(Data records)
begin
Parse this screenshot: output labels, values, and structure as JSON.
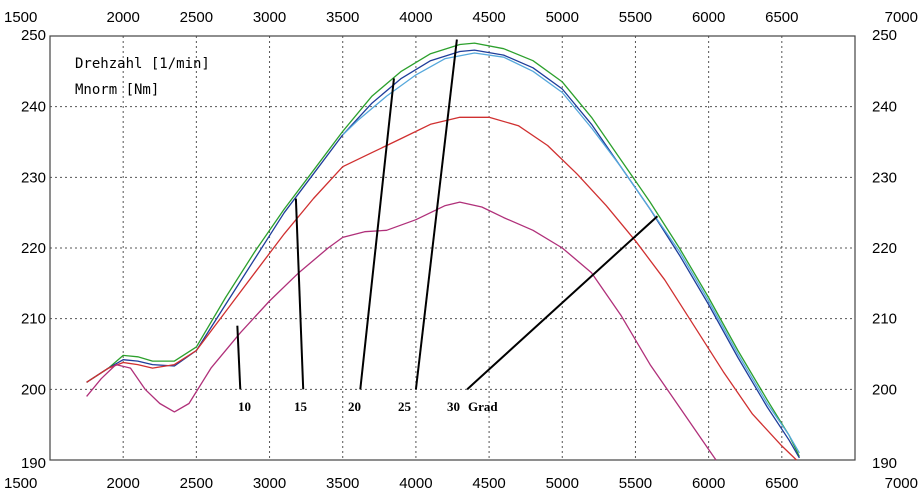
{
  "chart_data": {
    "type": "line",
    "legend": [
      {
        "label": "Drehzahl [1/min]"
      },
      {
        "label": "Mnorm [Nm]"
      }
    ],
    "x_ticks": [
      "1500",
      "2000",
      "2500",
      "3000",
      "3500",
      "4000",
      "4500",
      "5000",
      "5500",
      "6000",
      "6500",
      "7000"
    ],
    "y_ticks": [
      "190",
      "200",
      "210",
      "220",
      "230",
      "240",
      "250"
    ],
    "xlim": [
      1500,
      7000
    ],
    "ylim": [
      190,
      250
    ],
    "grid": true,
    "series": [
      {
        "color": "#2ca02c",
        "points": [
          [
            1750,
            201
          ],
          [
            1900,
            203
          ],
          [
            2000,
            204.8
          ],
          [
            2100,
            204.6
          ],
          [
            2200,
            204
          ],
          [
            2350,
            204
          ],
          [
            2500,
            206
          ],
          [
            2700,
            213
          ],
          [
            2900,
            219.5
          ],
          [
            3100,
            225.5
          ],
          [
            3300,
            231
          ],
          [
            3500,
            236.5
          ],
          [
            3700,
            241.5
          ],
          [
            3900,
            245
          ],
          [
            4100,
            247.5
          ],
          [
            4300,
            248.8
          ],
          [
            4400,
            249
          ],
          [
            4600,
            248.2
          ],
          [
            4800,
            246.5
          ],
          [
            5000,
            243.5
          ],
          [
            5200,
            238.5
          ],
          [
            5400,
            232.5
          ],
          [
            5600,
            226.5
          ],
          [
            5800,
            220
          ],
          [
            6000,
            213
          ],
          [
            6200,
            205.5
          ],
          [
            6400,
            198.5
          ],
          [
            6550,
            193.5
          ],
          [
            6620,
            190.5
          ]
        ]
      },
      {
        "color": "#1f3d9a",
        "points": [
          [
            1750,
            201
          ],
          [
            1900,
            203
          ],
          [
            2000,
            204.2
          ],
          [
            2100,
            204
          ],
          [
            2200,
            203.5
          ],
          [
            2350,
            203.3
          ],
          [
            2500,
            205.5
          ],
          [
            2700,
            212
          ],
          [
            2900,
            218.5
          ],
          [
            3100,
            225
          ],
          [
            3300,
            230.5
          ],
          [
            3500,
            236
          ],
          [
            3700,
            240.5
          ],
          [
            3900,
            244
          ],
          [
            4100,
            246.5
          ],
          [
            4300,
            247.8
          ],
          [
            4400,
            248
          ],
          [
            4600,
            247.3
          ],
          [
            4800,
            245.5
          ],
          [
            5000,
            242.5
          ],
          [
            5200,
            237.5
          ],
          [
            5400,
            231.5
          ],
          [
            5600,
            225.5
          ],
          [
            5800,
            219
          ],
          [
            6000,
            212
          ],
          [
            6200,
            204.5
          ],
          [
            6400,
            197.5
          ],
          [
            6550,
            192.8
          ],
          [
            6620,
            190.3
          ]
        ]
      },
      {
        "color": "#56a8dc",
        "points": [
          [
            3500,
            236
          ],
          [
            3600,
            238
          ],
          [
            3800,
            241.5
          ],
          [
            4000,
            244.5
          ],
          [
            4200,
            246.8
          ],
          [
            4400,
            247.6
          ],
          [
            4600,
            247
          ],
          [
            4800,
            245
          ],
          [
            5000,
            242
          ],
          [
            5200,
            237
          ],
          [
            5400,
            231.5
          ],
          [
            5600,
            225.5
          ],
          [
            5800,
            219.5
          ],
          [
            6000,
            212.5
          ],
          [
            6200,
            205
          ],
          [
            6400,
            198
          ],
          [
            6550,
            193.5
          ],
          [
            6620,
            191
          ]
        ]
      },
      {
        "color": "#d03030",
        "points": [
          [
            1750,
            201
          ],
          [
            1900,
            203
          ],
          [
            2000,
            203.8
          ],
          [
            2100,
            203.5
          ],
          [
            2200,
            203
          ],
          [
            2350,
            203.5
          ],
          [
            2500,
            205.5
          ],
          [
            2700,
            211
          ],
          [
            2900,
            216.5
          ],
          [
            3100,
            222
          ],
          [
            3300,
            227
          ],
          [
            3500,
            231.5
          ],
          [
            3700,
            233.5
          ],
          [
            3900,
            235.5
          ],
          [
            4100,
            237.5
          ],
          [
            4300,
            238.5
          ],
          [
            4500,
            238.5
          ],
          [
            4700,
            237.3
          ],
          [
            4900,
            234.5
          ],
          [
            5100,
            230.5
          ],
          [
            5300,
            226
          ],
          [
            5500,
            221
          ],
          [
            5700,
            215.5
          ],
          [
            5900,
            209
          ],
          [
            6100,
            202.5
          ],
          [
            6300,
            196.5
          ],
          [
            6500,
            192
          ],
          [
            6600,
            190
          ]
        ]
      },
      {
        "color": "#b0307a",
        "points": [
          [
            1750,
            199
          ],
          [
            1850,
            201.5
          ],
          [
            1950,
            203.5
          ],
          [
            2050,
            203
          ],
          [
            2150,
            200
          ],
          [
            2250,
            198
          ],
          [
            2350,
            196.8
          ],
          [
            2450,
            198
          ],
          [
            2600,
            203
          ],
          [
            2800,
            208
          ],
          [
            3000,
            212.5
          ],
          [
            3200,
            216.5
          ],
          [
            3400,
            220
          ],
          [
            3500,
            221.5
          ],
          [
            3650,
            222.3
          ],
          [
            3800,
            222.5
          ],
          [
            4000,
            224
          ],
          [
            4200,
            226
          ],
          [
            4300,
            226.5
          ],
          [
            4450,
            225.8
          ],
          [
            4600,
            224.3
          ],
          [
            4800,
            222.5
          ],
          [
            5000,
            220
          ],
          [
            5200,
            216.5
          ],
          [
            5400,
            210.5
          ],
          [
            5600,
            203.5
          ],
          [
            5800,
            197.5
          ],
          [
            6000,
            191.5
          ],
          [
            6050,
            190
          ]
        ]
      }
    ],
    "annotation_labels": [
      "10",
      "15",
      "20",
      "25",
      "30",
      "Grad"
    ],
    "annotation_lines": [
      {
        "from": [
          2780,
          209
        ],
        "to": [
          2800,
          200
        ]
      },
      {
        "from": [
          3180,
          227
        ],
        "to": [
          3230,
          200
        ]
      },
      {
        "from": [
          3850,
          244
        ],
        "to": [
          3620,
          200
        ]
      },
      {
        "from": [
          4280,
          249.5
        ],
        "to": [
          4000,
          200
        ]
      },
      {
        "from": [
          5650,
          224.5
        ],
        "to": [
          4350,
          200
        ]
      }
    ]
  }
}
end
● What is expected: Go through the listing above and quote it exactly, apart from its images.

● Written answer:
Parse this screenshot: output labels, values, and structure as JSON.
{
  "chart_data": {
    "type": "line",
    "legend": [
      {
        "label": "Drehzahl [1/min]"
      },
      {
        "label": "Mnorm [Nm]"
      }
    ],
    "x_ticks": [
      "1500",
      "2000",
      "2500",
      "3000",
      "3500",
      "4000",
      "4500",
      "5000",
      "5500",
      "6000",
      "6500",
      "7000"
    ],
    "y_ticks": [
      "190",
      "200",
      "210",
      "220",
      "230",
      "240",
      "250"
    ],
    "xlim": [
      1500,
      7000
    ],
    "ylim": [
      190,
      250
    ],
    "grid": true,
    "series": [
      {
        "color": "#2ca02c",
        "points": [
          [
            1750,
            201
          ],
          [
            1900,
            203
          ],
          [
            2000,
            204.8
          ],
          [
            2100,
            204.6
          ],
          [
            2200,
            204
          ],
          [
            2350,
            204
          ],
          [
            2500,
            206
          ],
          [
            2700,
            213
          ],
          [
            2900,
            219.5
          ],
          [
            3100,
            225.5
          ],
          [
            3300,
            231
          ],
          [
            3500,
            236.5
          ],
          [
            3700,
            241.5
          ],
          [
            3900,
            245
          ],
          [
            4100,
            247.5
          ],
          [
            4300,
            248.8
          ],
          [
            4400,
            249
          ],
          [
            4600,
            248.2
          ],
          [
            4800,
            246.5
          ],
          [
            5000,
            243.5
          ],
          [
            5200,
            238.5
          ],
          [
            5400,
            232.5
          ],
          [
            5600,
            226.5
          ],
          [
            5800,
            220
          ],
          [
            6000,
            213
          ],
          [
            6200,
            205.5
          ],
          [
            6400,
            198.5
          ],
          [
            6550,
            193.5
          ],
          [
            6620,
            190.5
          ]
        ]
      },
      {
        "color": "#1f3d9a",
        "points": [
          [
            1750,
            201
          ],
          [
            1900,
            203
          ],
          [
            2000,
            204.2
          ],
          [
            2100,
            204
          ],
          [
            2200,
            203.5
          ],
          [
            2350,
            203.3
          ],
          [
            2500,
            205.5
          ],
          [
            2700,
            212
          ],
          [
            2900,
            218.5
          ],
          [
            3100,
            225
          ],
          [
            3300,
            230.5
          ],
          [
            3500,
            236
          ],
          [
            3700,
            240.5
          ],
          [
            3900,
            244
          ],
          [
            4100,
            246.5
          ],
          [
            4300,
            247.8
          ],
          [
            4400,
            248
          ],
          [
            4600,
            247.3
          ],
          [
            4800,
            245.5
          ],
          [
            5000,
            242.5
          ],
          [
            5200,
            237.5
          ],
          [
            5400,
            231.5
          ],
          [
            5600,
            225.5
          ],
          [
            5800,
            219
          ],
          [
            6000,
            212
          ],
          [
            6200,
            204.5
          ],
          [
            6400,
            197.5
          ],
          [
            6550,
            192.8
          ],
          [
            6620,
            190.3
          ]
        ]
      },
      {
        "color": "#56a8dc",
        "points": [
          [
            3500,
            236
          ],
          [
            3600,
            238
          ],
          [
            3800,
            241.5
          ],
          [
            4000,
            244.5
          ],
          [
            4200,
            246.8
          ],
          [
            4400,
            247.6
          ],
          [
            4600,
            247
          ],
          [
            4800,
            245
          ],
          [
            5000,
            242
          ],
          [
            5200,
            237
          ],
          [
            5400,
            231.5
          ],
          [
            5600,
            225.5
          ],
          [
            5800,
            219.5
          ],
          [
            6000,
            212.5
          ],
          [
            6200,
            205
          ],
          [
            6400,
            198
          ],
          [
            6550,
            193.5
          ],
          [
            6620,
            191
          ]
        ]
      },
      {
        "color": "#d03030",
        "points": [
          [
            1750,
            201
          ],
          [
            1900,
            203
          ],
          [
            2000,
            203.8
          ],
          [
            2100,
            203.5
          ],
          [
            2200,
            203
          ],
          [
            2350,
            203.5
          ],
          [
            2500,
            205.5
          ],
          [
            2700,
            211
          ],
          [
            2900,
            216.5
          ],
          [
            3100,
            222
          ],
          [
            3300,
            227
          ],
          [
            3500,
            231.5
          ],
          [
            3700,
            233.5
          ],
          [
            3900,
            235.5
          ],
          [
            4100,
            237.5
          ],
          [
            4300,
            238.5
          ],
          [
            4500,
            238.5
          ],
          [
            4700,
            237.3
          ],
          [
            4900,
            234.5
          ],
          [
            5100,
            230.5
          ],
          [
            5300,
            226
          ],
          [
            5500,
            221
          ],
          [
            5700,
            215.5
          ],
          [
            5900,
            209
          ],
          [
            6100,
            202.5
          ],
          [
            6300,
            196.5
          ],
          [
            6500,
            192
          ],
          [
            6600,
            190
          ]
        ]
      },
      {
        "color": "#b0307a",
        "points": [
          [
            1750,
            199
          ],
          [
            1850,
            201.5
          ],
          [
            1950,
            203.5
          ],
          [
            2050,
            203
          ],
          [
            2150,
            200
          ],
          [
            2250,
            198
          ],
          [
            2350,
            196.8
          ],
          [
            2450,
            198
          ],
          [
            2600,
            203
          ],
          [
            2800,
            208
          ],
          [
            3000,
            212.5
          ],
          [
            3200,
            216.5
          ],
          [
            3400,
            220
          ],
          [
            3500,
            221.5
          ],
          [
            3650,
            222.3
          ],
          [
            3800,
            222.5
          ],
          [
            4000,
            224
          ],
          [
            4200,
            226
          ],
          [
            4300,
            226.5
          ],
          [
            4450,
            225.8
          ],
          [
            4600,
            224.3
          ],
          [
            4800,
            222.5
          ],
          [
            5000,
            220
          ],
          [
            5200,
            216.5
          ],
          [
            5400,
            210.5
          ],
          [
            5600,
            203.5
          ],
          [
            5800,
            197.5
          ],
          [
            6000,
            191.5
          ],
          [
            6050,
            190
          ]
        ]
      }
    ],
    "annotation_labels": [
      "10",
      "15",
      "20",
      "25",
      "30",
      "Grad"
    ],
    "annotation_lines": [
      {
        "from": [
          2780,
          209
        ],
        "to": [
          2800,
          200
        ]
      },
      {
        "from": [
          3180,
          227
        ],
        "to": [
          3230,
          200
        ]
      },
      {
        "from": [
          3850,
          244
        ],
        "to": [
          3620,
          200
        ]
      },
      {
        "from": [
          4280,
          249.5
        ],
        "to": [
          4000,
          200
        ]
      },
      {
        "from": [
          5650,
          224.5
        ],
        "to": [
          4350,
          200
        ]
      }
    ]
  }
}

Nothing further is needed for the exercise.